▸ What you will do: Copy out all lines in the data below containing the string "JSON".

▬▬▬

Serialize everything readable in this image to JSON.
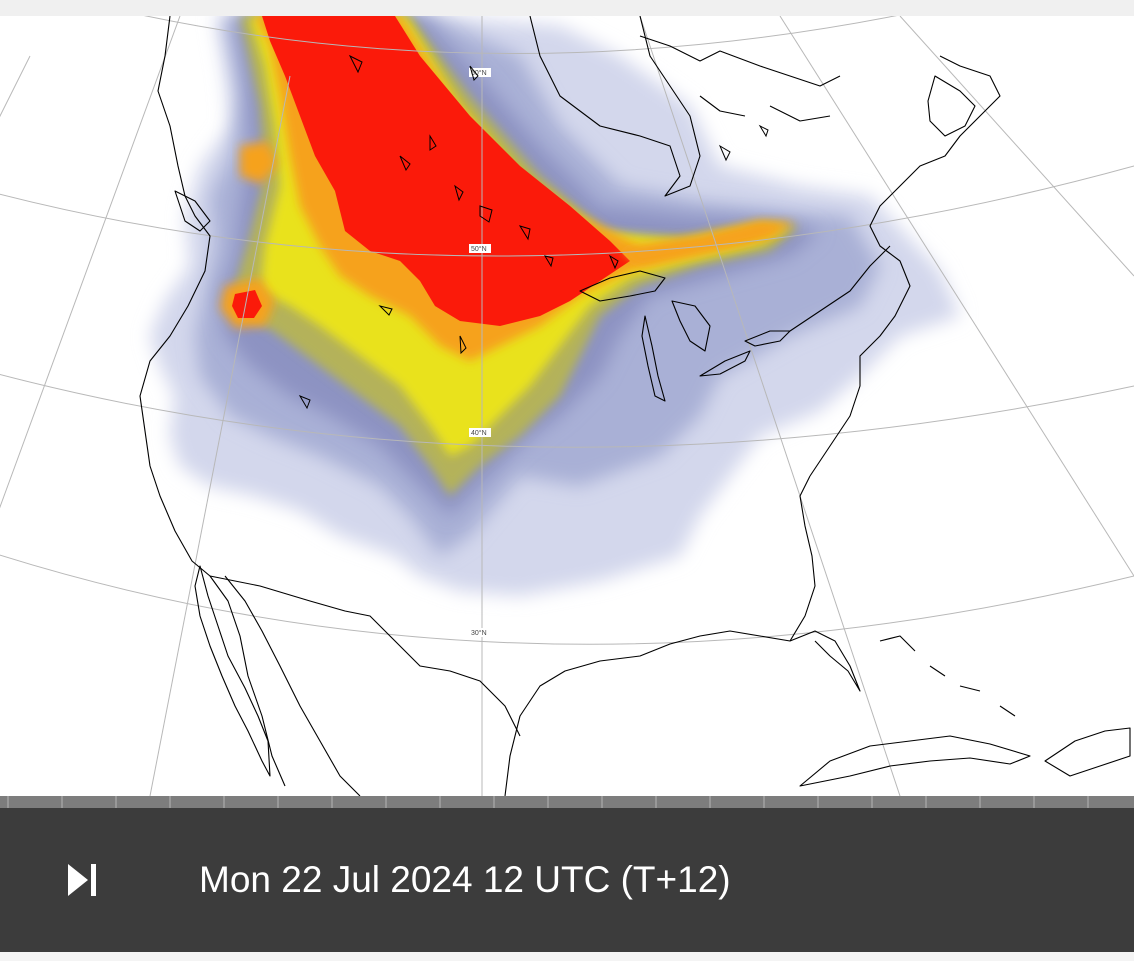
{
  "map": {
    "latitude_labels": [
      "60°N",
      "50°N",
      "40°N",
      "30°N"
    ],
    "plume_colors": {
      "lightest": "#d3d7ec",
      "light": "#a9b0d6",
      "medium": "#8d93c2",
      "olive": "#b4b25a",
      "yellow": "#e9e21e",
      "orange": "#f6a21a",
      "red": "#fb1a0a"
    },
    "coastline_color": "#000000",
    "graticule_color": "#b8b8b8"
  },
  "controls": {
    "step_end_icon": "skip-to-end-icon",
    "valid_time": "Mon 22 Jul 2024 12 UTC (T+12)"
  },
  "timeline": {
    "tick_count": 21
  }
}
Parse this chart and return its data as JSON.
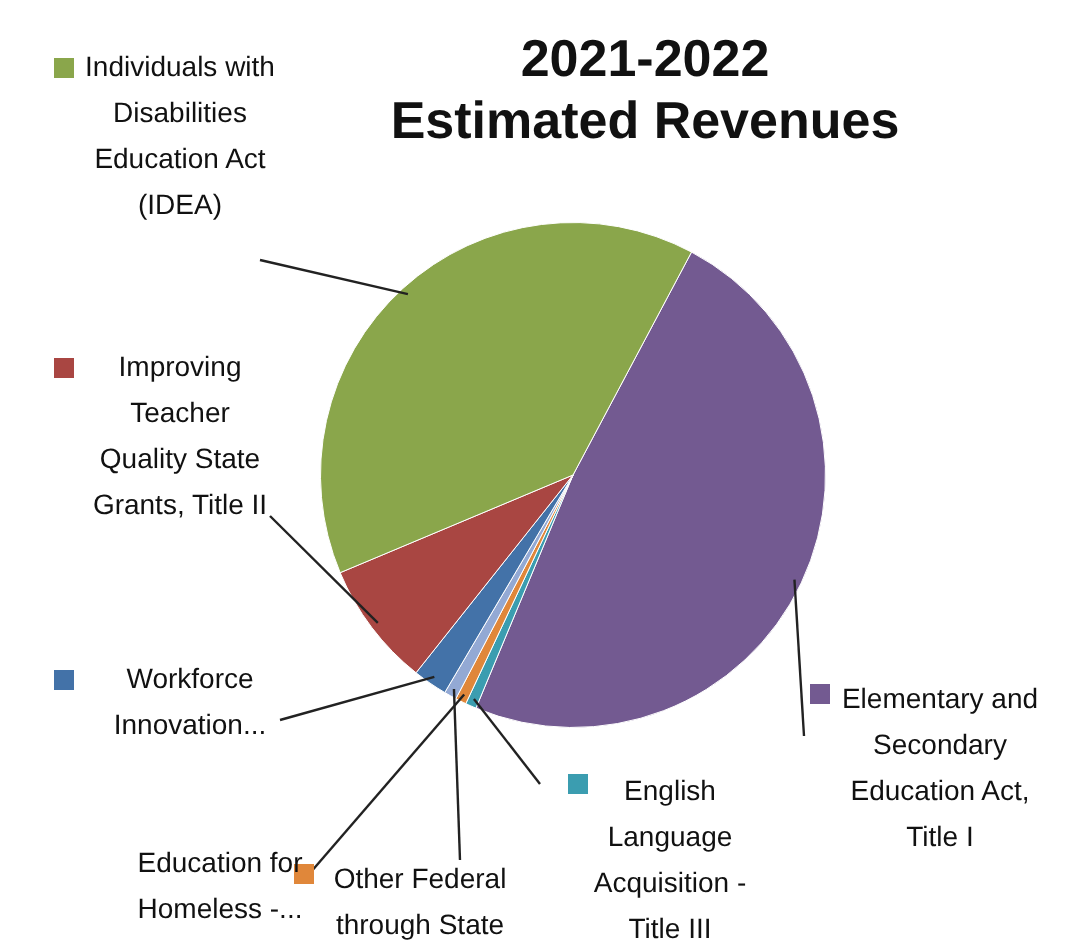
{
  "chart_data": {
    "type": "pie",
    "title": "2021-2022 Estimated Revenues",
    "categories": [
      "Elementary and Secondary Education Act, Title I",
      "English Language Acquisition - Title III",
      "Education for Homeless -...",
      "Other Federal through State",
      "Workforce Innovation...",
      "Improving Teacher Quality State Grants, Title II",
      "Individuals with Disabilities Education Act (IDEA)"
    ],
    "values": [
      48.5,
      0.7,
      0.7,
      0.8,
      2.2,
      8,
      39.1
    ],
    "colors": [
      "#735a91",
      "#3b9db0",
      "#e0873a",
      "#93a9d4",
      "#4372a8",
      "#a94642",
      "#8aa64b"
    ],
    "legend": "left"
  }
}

▬▬▬

▸ Written response:
Serialize everything readable in this image to JSON.
Parse this chart and return its data as JSON.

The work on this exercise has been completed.